- Information supplied
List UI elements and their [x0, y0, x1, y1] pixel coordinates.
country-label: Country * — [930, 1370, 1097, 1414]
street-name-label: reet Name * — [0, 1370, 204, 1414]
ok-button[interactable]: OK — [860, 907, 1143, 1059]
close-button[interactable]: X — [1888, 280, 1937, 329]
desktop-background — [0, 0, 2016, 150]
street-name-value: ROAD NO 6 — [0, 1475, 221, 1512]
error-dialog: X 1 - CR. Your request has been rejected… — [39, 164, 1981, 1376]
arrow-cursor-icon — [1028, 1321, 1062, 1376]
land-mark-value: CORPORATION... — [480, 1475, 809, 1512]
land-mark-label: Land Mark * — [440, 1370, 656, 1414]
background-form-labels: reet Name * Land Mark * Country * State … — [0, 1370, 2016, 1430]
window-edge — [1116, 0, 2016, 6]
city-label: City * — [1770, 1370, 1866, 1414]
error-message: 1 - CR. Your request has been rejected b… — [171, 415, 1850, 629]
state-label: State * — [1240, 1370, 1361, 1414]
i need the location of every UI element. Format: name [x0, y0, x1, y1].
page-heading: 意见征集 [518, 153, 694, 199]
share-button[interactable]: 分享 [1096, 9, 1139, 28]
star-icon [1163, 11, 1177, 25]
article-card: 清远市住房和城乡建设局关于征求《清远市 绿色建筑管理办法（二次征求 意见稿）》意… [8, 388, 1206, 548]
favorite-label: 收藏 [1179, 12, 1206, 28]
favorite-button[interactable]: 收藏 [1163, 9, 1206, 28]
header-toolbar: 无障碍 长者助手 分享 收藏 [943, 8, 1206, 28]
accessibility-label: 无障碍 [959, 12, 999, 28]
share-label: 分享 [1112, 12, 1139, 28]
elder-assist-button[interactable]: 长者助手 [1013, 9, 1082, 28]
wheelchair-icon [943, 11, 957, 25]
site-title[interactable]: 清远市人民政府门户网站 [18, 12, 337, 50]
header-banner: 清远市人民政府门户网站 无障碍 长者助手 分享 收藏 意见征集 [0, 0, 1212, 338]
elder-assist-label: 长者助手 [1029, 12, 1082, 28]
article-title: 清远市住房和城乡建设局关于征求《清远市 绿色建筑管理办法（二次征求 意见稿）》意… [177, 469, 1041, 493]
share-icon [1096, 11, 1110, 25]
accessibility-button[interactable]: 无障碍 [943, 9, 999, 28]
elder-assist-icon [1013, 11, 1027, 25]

- What is being asked
Update the records by changing every occurrence of "interactable" to "clickable" and keeping everything else as it is.

- Correct result
List UI elements and their [x0, y0, x1, y1] pixel coordinates.
country-label: Country * — [930, 1370, 1097, 1414]
street-name-label: reet Name * — [0, 1370, 204, 1414]
ok-button[clickable]: OK — [860, 907, 1143, 1059]
close-button[clickable]: X — [1888, 280, 1937, 329]
desktop-background — [0, 0, 2016, 150]
street-name-value: ROAD NO 6 — [0, 1475, 221, 1512]
error-dialog: X 1 - CR. Your request has been rejected… — [39, 164, 1981, 1376]
arrow-cursor-icon — [1028, 1321, 1062, 1376]
land-mark-value: CORPORATION... — [480, 1475, 809, 1512]
land-mark-label: Land Mark * — [440, 1370, 656, 1414]
background-form-labels: reet Name * Land Mark * Country * State … — [0, 1370, 2016, 1430]
window-edge — [1116, 0, 2016, 6]
city-label: City * — [1770, 1370, 1866, 1414]
error-message: 1 - CR. Your request has been rejected b… — [171, 415, 1850, 629]
state-label: State * — [1240, 1370, 1361, 1414]
i need the location of every UI element. Format: name [x0, y0, x1, y1].
page-heading: 意见征集 [518, 153, 694, 199]
share-button[clickable]: 分享 [1096, 9, 1139, 28]
star-icon [1163, 11, 1177, 25]
article-card: 清远市住房和城乡建设局关于征求《清远市 绿色建筑管理办法（二次征求 意见稿）》意… [8, 388, 1206, 548]
favorite-label: 收藏 [1179, 12, 1206, 28]
favorite-button[clickable]: 收藏 [1163, 9, 1206, 28]
header-toolbar: 无障碍 长者助手 分享 收藏 [943, 8, 1206, 28]
accessibility-label: 无障碍 [959, 12, 999, 28]
share-label: 分享 [1112, 12, 1139, 28]
elder-assist-button[clickable]: 长者助手 [1013, 9, 1082, 28]
wheelchair-icon [943, 11, 957, 25]
site-title[clickable]: 清远市人民政府门户网站 [18, 12, 337, 50]
header-banner: 清远市人民政府门户网站 无障碍 长者助手 分享 收藏 意见征集 [0, 0, 1212, 338]
elder-assist-label: 长者助手 [1029, 12, 1082, 28]
article-title: 清远市住房和城乡建设局关于征求《清远市 绿色建筑管理办法（二次征求 意见稿）》意… [177, 469, 1041, 493]
share-icon [1096, 11, 1110, 25]
accessibility-button[clickable]: 无障碍 [943, 9, 999, 28]
elder-assist-icon [1013, 11, 1027, 25]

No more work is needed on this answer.